Only the lines starting at the one that contains "Read all visible content and emit it as JSON." and running to the end should be repeated, exactly as written.

• SUPPLIED DATA

++++++++++

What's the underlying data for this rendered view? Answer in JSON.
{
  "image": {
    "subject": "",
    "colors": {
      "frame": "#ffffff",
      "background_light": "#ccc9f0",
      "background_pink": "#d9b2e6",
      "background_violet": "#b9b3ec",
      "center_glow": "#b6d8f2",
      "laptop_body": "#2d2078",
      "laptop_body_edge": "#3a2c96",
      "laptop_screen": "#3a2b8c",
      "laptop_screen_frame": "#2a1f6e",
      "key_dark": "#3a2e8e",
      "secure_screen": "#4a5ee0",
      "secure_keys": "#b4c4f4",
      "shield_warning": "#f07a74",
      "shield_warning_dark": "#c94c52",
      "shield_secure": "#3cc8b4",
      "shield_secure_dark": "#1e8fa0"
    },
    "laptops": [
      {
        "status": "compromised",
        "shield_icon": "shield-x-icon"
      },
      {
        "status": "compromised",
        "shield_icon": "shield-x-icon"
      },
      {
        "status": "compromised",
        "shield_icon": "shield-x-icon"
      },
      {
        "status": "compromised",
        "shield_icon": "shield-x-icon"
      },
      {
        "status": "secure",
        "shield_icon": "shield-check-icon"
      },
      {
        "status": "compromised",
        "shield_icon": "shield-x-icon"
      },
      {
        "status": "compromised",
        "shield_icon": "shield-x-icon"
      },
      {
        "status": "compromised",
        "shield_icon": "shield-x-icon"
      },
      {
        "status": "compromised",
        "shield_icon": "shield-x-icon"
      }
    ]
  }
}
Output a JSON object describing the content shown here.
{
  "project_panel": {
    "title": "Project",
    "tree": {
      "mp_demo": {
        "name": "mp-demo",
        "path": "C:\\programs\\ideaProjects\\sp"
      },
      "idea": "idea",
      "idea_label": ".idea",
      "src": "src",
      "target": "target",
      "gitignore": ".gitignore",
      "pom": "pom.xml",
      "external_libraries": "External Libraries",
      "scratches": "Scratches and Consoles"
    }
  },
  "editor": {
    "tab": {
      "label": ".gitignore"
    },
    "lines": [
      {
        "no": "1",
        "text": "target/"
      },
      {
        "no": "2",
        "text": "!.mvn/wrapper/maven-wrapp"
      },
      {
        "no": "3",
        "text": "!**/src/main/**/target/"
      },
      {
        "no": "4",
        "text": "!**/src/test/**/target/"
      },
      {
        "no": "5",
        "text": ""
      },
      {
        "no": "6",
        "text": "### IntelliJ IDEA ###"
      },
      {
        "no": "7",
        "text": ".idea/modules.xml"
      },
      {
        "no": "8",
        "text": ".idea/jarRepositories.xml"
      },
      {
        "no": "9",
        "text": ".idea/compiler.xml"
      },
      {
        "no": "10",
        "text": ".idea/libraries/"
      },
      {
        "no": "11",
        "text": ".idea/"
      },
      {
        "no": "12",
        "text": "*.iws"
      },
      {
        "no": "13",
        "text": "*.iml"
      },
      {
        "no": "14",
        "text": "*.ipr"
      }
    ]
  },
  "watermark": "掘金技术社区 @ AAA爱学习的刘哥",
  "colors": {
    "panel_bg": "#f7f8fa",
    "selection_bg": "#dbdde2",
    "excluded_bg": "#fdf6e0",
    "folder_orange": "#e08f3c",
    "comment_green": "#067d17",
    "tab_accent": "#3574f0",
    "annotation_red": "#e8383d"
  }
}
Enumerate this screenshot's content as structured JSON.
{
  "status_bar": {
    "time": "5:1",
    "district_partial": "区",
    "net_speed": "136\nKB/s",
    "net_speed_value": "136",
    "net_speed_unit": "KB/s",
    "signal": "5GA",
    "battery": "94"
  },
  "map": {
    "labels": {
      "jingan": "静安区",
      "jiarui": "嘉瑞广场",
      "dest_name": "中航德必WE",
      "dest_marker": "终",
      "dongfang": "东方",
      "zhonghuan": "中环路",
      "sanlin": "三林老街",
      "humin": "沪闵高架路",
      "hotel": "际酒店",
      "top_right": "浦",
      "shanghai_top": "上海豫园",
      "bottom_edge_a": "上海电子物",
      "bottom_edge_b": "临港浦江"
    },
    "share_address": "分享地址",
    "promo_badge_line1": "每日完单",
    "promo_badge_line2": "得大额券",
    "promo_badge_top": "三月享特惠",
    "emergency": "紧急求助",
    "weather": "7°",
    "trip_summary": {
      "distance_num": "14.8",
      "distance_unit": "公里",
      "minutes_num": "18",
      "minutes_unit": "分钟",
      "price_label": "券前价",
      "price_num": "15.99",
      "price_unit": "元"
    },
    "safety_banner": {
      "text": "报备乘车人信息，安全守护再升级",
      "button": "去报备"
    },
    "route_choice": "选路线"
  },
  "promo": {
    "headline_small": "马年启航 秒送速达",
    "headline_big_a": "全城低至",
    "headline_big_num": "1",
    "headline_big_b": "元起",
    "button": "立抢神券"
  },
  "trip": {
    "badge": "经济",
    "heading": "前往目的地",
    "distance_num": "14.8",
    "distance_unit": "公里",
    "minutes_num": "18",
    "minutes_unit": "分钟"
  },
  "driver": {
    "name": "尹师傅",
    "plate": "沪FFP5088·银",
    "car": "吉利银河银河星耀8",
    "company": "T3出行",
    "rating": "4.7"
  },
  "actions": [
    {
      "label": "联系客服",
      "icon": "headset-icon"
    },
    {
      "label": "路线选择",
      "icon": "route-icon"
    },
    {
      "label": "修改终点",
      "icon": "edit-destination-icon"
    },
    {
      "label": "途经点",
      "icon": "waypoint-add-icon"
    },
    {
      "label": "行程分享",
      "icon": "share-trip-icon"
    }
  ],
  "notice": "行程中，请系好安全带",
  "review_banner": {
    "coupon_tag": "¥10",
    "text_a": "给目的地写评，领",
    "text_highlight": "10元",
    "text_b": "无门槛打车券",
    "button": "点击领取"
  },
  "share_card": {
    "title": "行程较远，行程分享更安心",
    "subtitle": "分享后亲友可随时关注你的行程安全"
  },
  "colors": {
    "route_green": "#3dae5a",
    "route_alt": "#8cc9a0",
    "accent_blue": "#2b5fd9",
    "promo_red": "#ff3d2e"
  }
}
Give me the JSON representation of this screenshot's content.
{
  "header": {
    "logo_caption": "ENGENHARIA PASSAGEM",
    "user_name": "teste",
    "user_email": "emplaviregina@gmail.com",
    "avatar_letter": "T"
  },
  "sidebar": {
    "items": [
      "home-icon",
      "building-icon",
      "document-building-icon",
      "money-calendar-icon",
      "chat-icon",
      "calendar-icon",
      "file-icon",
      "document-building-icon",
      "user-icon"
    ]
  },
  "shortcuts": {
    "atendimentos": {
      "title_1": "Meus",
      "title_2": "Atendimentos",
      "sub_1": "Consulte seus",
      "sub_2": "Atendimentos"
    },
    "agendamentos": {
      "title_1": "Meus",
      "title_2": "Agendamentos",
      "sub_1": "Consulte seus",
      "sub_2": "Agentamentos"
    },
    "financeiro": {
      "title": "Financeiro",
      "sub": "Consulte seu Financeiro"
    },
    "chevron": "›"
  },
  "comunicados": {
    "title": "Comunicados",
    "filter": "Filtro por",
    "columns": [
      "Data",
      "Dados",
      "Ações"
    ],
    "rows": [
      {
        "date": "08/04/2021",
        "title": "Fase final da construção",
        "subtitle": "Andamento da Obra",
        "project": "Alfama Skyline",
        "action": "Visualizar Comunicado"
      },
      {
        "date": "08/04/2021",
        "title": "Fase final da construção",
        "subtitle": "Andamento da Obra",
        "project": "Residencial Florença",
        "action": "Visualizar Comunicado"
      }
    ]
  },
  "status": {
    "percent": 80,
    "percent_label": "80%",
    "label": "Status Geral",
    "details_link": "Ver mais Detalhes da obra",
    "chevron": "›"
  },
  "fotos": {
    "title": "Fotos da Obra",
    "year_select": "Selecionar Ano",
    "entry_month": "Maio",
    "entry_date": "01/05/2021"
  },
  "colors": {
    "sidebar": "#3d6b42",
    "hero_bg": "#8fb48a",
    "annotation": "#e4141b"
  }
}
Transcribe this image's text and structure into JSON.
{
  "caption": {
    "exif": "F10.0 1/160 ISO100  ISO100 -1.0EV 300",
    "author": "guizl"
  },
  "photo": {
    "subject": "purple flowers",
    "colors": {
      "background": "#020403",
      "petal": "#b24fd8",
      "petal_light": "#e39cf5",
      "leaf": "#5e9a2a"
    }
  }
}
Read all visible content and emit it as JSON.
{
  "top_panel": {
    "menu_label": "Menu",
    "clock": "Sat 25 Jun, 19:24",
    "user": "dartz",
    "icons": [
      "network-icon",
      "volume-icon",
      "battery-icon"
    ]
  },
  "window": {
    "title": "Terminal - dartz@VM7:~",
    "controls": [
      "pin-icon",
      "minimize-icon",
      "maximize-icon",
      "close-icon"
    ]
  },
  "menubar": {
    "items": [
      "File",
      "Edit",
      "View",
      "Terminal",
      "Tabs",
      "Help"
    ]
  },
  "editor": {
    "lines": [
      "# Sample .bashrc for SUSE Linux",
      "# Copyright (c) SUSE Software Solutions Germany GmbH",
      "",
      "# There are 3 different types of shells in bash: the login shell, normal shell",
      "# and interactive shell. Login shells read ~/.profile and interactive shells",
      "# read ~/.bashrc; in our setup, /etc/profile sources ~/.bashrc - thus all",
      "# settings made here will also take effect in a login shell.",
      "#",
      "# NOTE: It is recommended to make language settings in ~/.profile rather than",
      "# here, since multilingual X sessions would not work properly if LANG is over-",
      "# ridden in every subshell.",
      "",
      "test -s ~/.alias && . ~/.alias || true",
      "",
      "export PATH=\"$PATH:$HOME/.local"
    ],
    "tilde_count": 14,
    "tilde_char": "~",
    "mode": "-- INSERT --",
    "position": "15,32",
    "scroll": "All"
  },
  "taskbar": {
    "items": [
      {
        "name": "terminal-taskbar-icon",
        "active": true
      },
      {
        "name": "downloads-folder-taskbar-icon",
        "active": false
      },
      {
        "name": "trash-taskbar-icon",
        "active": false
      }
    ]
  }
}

++++++++++

• SOLUTION TO THE PROBLEM
Read all visible content and emit it as JSON.
{
  "top_panel": {
    "menu_label": "Menu",
    "clock": "Sat 25 Jun, 19:24",
    "user": "dartz",
    "icons": [
      "network-icon",
      "volume-icon",
      "battery-icon"
    ]
  },
  "window": {
    "title": "Terminal - dartz@VM7:~",
    "controls": [
      "pin-icon",
      "minimize-icon",
      "maximize-icon",
      "close-icon"
    ]
  },
  "menubar": {
    "items": [
      "File",
      "Edit",
      "View",
      "Terminal",
      "Tabs",
      "Help"
    ]
  },
  "editor": {
    "lines": [
      "# Sample .bashrc for SUSE Linux",
      "# Copyright (c) SUSE Software Solutions Germany GmbH",
      "",
      "# There are 3 different types of shells in bash: the login shell, normal shell",
      "# and interactive shell. Login shells read ~/.profile and interactive shells",
      "# read ~/.bashrc; in our setup, /etc/profile sources ~/.bashrc - thus all",
      "# settings made here will also take effect in a login shell.",
      "#",
      "# NOTE: It is recommended to make language settings in ~/.profile rather than",
      "# here, since multilingual X sessions would not work properly if LANG is over-",
      "# ridden in every subshell.",
      "",
      "test -s ~/.alias && . ~/.alias || true",
      "",
      "export PATH=\"$PATH:$HOME/.local"
    ],
    "tilde_count": 14,
    "tilde_char": "~",
    "mode": "-- INSERT --",
    "position": "15,32",
    "scroll": "All"
  },
  "taskbar": {
    "items": [
      {
        "name": "terminal-taskbar-icon",
        "active": true
      },
      {
        "name": "downloads-folder-taskbar-icon",
        "active": false
      },
      {
        "name": "trash-taskbar-icon",
        "active": false
      }
    ]
  }
}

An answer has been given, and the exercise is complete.